## GIVEN TASK
Repeat the records exactly. Every line must match.

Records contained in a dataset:
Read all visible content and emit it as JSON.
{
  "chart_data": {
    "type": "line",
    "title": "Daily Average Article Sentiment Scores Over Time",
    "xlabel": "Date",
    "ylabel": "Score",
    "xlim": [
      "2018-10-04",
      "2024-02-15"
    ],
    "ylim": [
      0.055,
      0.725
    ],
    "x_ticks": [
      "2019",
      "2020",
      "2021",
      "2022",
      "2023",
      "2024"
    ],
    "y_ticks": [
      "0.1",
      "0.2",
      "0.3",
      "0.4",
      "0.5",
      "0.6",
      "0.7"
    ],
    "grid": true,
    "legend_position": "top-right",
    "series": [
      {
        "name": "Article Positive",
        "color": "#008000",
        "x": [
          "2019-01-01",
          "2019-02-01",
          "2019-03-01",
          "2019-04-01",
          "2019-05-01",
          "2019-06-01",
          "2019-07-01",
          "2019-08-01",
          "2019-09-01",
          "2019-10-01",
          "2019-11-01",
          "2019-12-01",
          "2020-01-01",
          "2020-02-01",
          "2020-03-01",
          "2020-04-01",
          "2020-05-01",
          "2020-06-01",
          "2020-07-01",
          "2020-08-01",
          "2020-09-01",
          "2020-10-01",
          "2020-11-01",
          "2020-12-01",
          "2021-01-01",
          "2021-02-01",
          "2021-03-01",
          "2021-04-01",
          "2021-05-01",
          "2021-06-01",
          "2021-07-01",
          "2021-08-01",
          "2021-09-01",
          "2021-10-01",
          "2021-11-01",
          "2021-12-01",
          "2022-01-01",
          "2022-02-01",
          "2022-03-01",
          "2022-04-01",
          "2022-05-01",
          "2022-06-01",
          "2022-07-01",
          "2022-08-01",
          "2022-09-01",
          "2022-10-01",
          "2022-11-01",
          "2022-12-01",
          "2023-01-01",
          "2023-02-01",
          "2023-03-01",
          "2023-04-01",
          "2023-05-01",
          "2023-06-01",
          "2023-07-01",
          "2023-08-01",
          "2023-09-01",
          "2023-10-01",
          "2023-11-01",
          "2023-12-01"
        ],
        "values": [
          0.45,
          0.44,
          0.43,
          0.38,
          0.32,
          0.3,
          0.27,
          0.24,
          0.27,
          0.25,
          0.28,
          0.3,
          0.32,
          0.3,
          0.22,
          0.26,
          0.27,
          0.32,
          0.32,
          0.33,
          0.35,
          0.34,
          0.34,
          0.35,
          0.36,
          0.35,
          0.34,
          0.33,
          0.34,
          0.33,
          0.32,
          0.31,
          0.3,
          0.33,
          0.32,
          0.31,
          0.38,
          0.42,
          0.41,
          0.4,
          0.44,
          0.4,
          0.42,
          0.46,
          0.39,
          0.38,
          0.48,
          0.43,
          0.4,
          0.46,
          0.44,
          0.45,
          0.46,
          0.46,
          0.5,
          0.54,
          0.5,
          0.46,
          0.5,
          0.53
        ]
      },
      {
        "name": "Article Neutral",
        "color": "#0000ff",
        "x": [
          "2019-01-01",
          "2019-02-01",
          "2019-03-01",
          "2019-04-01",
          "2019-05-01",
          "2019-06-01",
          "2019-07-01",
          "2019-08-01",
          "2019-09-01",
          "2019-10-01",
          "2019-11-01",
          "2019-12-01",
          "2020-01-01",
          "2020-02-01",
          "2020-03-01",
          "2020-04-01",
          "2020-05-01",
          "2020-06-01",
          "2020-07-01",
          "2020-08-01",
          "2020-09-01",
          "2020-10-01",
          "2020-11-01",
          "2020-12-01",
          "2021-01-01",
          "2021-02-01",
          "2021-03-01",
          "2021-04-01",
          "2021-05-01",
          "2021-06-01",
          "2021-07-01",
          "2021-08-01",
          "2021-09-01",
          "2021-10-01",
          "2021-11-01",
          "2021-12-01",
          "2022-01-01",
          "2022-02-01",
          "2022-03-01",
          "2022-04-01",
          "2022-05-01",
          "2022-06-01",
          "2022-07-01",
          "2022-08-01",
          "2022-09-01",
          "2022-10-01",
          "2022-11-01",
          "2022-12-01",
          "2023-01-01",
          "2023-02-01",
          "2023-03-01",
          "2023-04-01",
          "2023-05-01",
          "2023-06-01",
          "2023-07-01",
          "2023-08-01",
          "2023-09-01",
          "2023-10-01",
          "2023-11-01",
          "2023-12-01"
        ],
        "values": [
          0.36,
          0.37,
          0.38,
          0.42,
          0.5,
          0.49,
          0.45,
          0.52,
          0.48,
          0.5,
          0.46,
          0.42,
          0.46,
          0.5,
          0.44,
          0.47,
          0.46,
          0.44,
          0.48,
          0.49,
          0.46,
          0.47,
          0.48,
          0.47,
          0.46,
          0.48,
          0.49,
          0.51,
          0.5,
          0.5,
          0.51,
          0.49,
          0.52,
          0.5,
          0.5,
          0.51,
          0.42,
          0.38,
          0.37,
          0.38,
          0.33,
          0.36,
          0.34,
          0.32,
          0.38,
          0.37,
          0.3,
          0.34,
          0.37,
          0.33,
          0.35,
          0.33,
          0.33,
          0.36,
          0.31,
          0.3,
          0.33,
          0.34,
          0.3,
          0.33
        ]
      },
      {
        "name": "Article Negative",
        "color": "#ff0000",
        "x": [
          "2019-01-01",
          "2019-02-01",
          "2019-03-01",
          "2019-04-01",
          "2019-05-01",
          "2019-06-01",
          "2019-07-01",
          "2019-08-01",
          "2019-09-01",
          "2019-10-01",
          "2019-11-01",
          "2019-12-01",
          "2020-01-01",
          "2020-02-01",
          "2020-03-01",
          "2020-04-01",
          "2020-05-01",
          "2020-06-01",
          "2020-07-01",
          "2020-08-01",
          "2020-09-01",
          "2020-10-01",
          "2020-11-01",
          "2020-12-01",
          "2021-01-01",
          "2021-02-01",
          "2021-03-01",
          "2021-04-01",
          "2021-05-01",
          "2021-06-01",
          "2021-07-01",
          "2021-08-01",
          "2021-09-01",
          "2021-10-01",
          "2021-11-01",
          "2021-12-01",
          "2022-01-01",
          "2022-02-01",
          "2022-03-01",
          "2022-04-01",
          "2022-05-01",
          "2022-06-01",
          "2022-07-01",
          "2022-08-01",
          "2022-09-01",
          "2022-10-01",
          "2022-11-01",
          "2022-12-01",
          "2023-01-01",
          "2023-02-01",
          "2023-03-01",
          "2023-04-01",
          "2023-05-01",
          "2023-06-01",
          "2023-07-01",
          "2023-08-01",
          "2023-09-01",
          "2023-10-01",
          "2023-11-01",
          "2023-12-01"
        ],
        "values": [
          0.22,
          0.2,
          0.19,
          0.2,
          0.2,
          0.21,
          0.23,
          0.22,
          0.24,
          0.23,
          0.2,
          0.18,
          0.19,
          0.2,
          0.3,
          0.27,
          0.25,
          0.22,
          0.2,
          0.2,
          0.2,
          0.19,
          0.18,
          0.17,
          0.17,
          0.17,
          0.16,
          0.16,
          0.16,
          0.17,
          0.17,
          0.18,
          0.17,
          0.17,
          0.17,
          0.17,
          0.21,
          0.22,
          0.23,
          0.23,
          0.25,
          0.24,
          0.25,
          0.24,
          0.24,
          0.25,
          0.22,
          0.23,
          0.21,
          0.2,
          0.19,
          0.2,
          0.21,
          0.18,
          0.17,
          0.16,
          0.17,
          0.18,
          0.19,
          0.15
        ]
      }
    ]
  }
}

## EXERCISE ANSWER
Read all visible content and emit it as JSON.
{
  "chart_data": {
    "type": "line",
    "title": "Daily Average Article Sentiment Scores Over Time",
    "xlabel": "Date",
    "ylabel": "Score",
    "xlim": [
      "2018-10-04",
      "2024-02-15"
    ],
    "ylim": [
      0.055,
      0.725
    ],
    "x_ticks": [
      "2019",
      "2020",
      "2021",
      "2022",
      "2023",
      "2024"
    ],
    "y_ticks": [
      "0.1",
      "0.2",
      "0.3",
      "0.4",
      "0.5",
      "0.6",
      "0.7"
    ],
    "grid": true,
    "legend_position": "top-right",
    "series": [
      {
        "name": "Article Positive",
        "color": "#008000",
        "x": [
          "2019-01-01",
          "2019-02-01",
          "2019-03-01",
          "2019-04-01",
          "2019-05-01",
          "2019-06-01",
          "2019-07-01",
          "2019-08-01",
          "2019-09-01",
          "2019-10-01",
          "2019-11-01",
          "2019-12-01",
          "2020-01-01",
          "2020-02-01",
          "2020-03-01",
          "2020-04-01",
          "2020-05-01",
          "2020-06-01",
          "2020-07-01",
          "2020-08-01",
          "2020-09-01",
          "2020-10-01",
          "2020-11-01",
          "2020-12-01",
          "2021-01-01",
          "2021-02-01",
          "2021-03-01",
          "2021-04-01",
          "2021-05-01",
          "2021-06-01",
          "2021-07-01",
          "2021-08-01",
          "2021-09-01",
          "2021-10-01",
          "2021-11-01",
          "2021-12-01",
          "2022-01-01",
          "2022-02-01",
          "2022-03-01",
          "2022-04-01",
          "2022-05-01",
          "2022-06-01",
          "2022-07-01",
          "2022-08-01",
          "2022-09-01",
          "2022-10-01",
          "2022-11-01",
          "2022-12-01",
          "2023-01-01",
          "2023-02-01",
          "2023-03-01",
          "2023-04-01",
          "2023-05-01",
          "2023-06-01",
          "2023-07-01",
          "2023-08-01",
          "2023-09-01",
          "2023-10-01",
          "2023-11-01",
          "2023-12-01"
        ],
        "values": [
          0.45,
          0.44,
          0.43,
          0.38,
          0.32,
          0.3,
          0.27,
          0.24,
          0.27,
          0.25,
          0.28,
          0.3,
          0.32,
          0.3,
          0.22,
          0.26,
          0.27,
          0.32,
          0.32,
          0.33,
          0.35,
          0.34,
          0.34,
          0.35,
          0.36,
          0.35,
          0.34,
          0.33,
          0.34,
          0.33,
          0.32,
          0.31,
          0.3,
          0.33,
          0.32,
          0.31,
          0.38,
          0.42,
          0.41,
          0.4,
          0.44,
          0.4,
          0.42,
          0.46,
          0.39,
          0.38,
          0.48,
          0.43,
          0.4,
          0.46,
          0.44,
          0.45,
          0.46,
          0.46,
          0.5,
          0.54,
          0.5,
          0.46,
          0.5,
          0.53
        ]
      },
      {
        "name": "Article Neutral",
        "color": "#0000ff",
        "x": [
          "2019-01-01",
          "2019-02-01",
          "2019-03-01",
          "2019-04-01",
          "2019-05-01",
          "2019-06-01",
          "2019-07-01",
          "2019-08-01",
          "2019-09-01",
          "2019-10-01",
          "2019-11-01",
          "2019-12-01",
          "2020-01-01",
          "2020-02-01",
          "2020-03-01",
          "2020-04-01",
          "2020-05-01",
          "2020-06-01",
          "2020-07-01",
          "2020-08-01",
          "2020-09-01",
          "2020-10-01",
          "2020-11-01",
          "2020-12-01",
          "2021-01-01",
          "2021-02-01",
          "2021-03-01",
          "2021-04-01",
          "2021-05-01",
          "2021-06-01",
          "2021-07-01",
          "2021-08-01",
          "2021-09-01",
          "2021-10-01",
          "2021-11-01",
          "2021-12-01",
          "2022-01-01",
          "2022-02-01",
          "2022-03-01",
          "2022-04-01",
          "2022-05-01",
          "2022-06-01",
          "2022-07-01",
          "2022-08-01",
          "2022-09-01",
          "2022-10-01",
          "2022-11-01",
          "2022-12-01",
          "2023-01-01",
          "2023-02-01",
          "2023-03-01",
          "2023-04-01",
          "2023-05-01",
          "2023-06-01",
          "2023-07-01",
          "2023-08-01",
          "2023-09-01",
          "2023-10-01",
          "2023-11-01",
          "2023-12-01"
        ],
        "values": [
          0.36,
          0.37,
          0.38,
          0.42,
          0.5,
          0.49,
          0.45,
          0.52,
          0.48,
          0.5,
          0.46,
          0.42,
          0.46,
          0.5,
          0.44,
          0.47,
          0.46,
          0.44,
          0.48,
          0.49,
          0.46,
          0.47,
          0.48,
          0.47,
          0.46,
          0.48,
          0.49,
          0.51,
          0.5,
          0.5,
          0.51,
          0.49,
          0.52,
          0.5,
          0.5,
          0.51,
          0.42,
          0.38,
          0.37,
          0.38,
          0.33,
          0.36,
          0.34,
          0.32,
          0.38,
          0.37,
          0.3,
          0.34,
          0.37,
          0.33,
          0.35,
          0.33,
          0.33,
          0.36,
          0.31,
          0.3,
          0.33,
          0.34,
          0.3,
          0.33
        ]
      },
      {
        "name": "Article Negative",
        "color": "#ff0000",
        "x": [
          "2019-01-01",
          "2019-02-01",
          "2019-03-01",
          "2019-04-01",
          "2019-05-01",
          "2019-06-01",
          "2019-07-01",
          "2019-08-01",
          "2019-09-01",
          "2019-10-01",
          "2019-11-01",
          "2019-12-01",
          "2020-01-01",
          "2020-02-01",
          "2020-03-01",
          "2020-04-01",
          "2020-05-01",
          "2020-06-01",
          "2020-07-01",
          "2020-08-01",
          "2020-09-01",
          "2020-10-01",
          "2020-11-01",
          "2020-12-01",
          "2021-01-01",
          "2021-02-01",
          "2021-03-01",
          "2021-04-01",
          "2021-05-01",
          "2021-06-01",
          "2021-07-01",
          "2021-08-01",
          "2021-09-01",
          "2021-10-01",
          "2021-11-01",
          "2021-12-01",
          "2022-01-01",
          "2022-02-01",
          "2022-03-01",
          "2022-04-01",
          "2022-05-01",
          "2022-06-01",
          "2022-07-01",
          "2022-08-01",
          "2022-09-01",
          "2022-10-01",
          "2022-11-01",
          "2022-12-01",
          "2023-01-01",
          "2023-02-01",
          "2023-03-01",
          "2023-04-01",
          "2023-05-01",
          "2023-06-01",
          "2023-07-01",
          "2023-08-01",
          "2023-09-01",
          "2023-10-01",
          "2023-11-01",
          "2023-12-01"
        ],
        "values": [
          0.22,
          0.2,
          0.19,
          0.2,
          0.2,
          0.21,
          0.23,
          0.22,
          0.24,
          0.23,
          0.2,
          0.18,
          0.19,
          0.2,
          0.3,
          0.27,
          0.25,
          0.22,
          0.2,
          0.2,
          0.2,
          0.19,
          0.18,
          0.17,
          0.17,
          0.17,
          0.16,
          0.16,
          0.16,
          0.17,
          0.17,
          0.18,
          0.17,
          0.17,
          0.17,
          0.17,
          0.21,
          0.22,
          0.23,
          0.23,
          0.25,
          0.24,
          0.25,
          0.24,
          0.24,
          0.25,
          0.22,
          0.23,
          0.21,
          0.2,
          0.19,
          0.2,
          0.21,
          0.18,
          0.17,
          0.16,
          0.17,
          0.18,
          0.19,
          0.15
        ]
      }
    ]
  }
}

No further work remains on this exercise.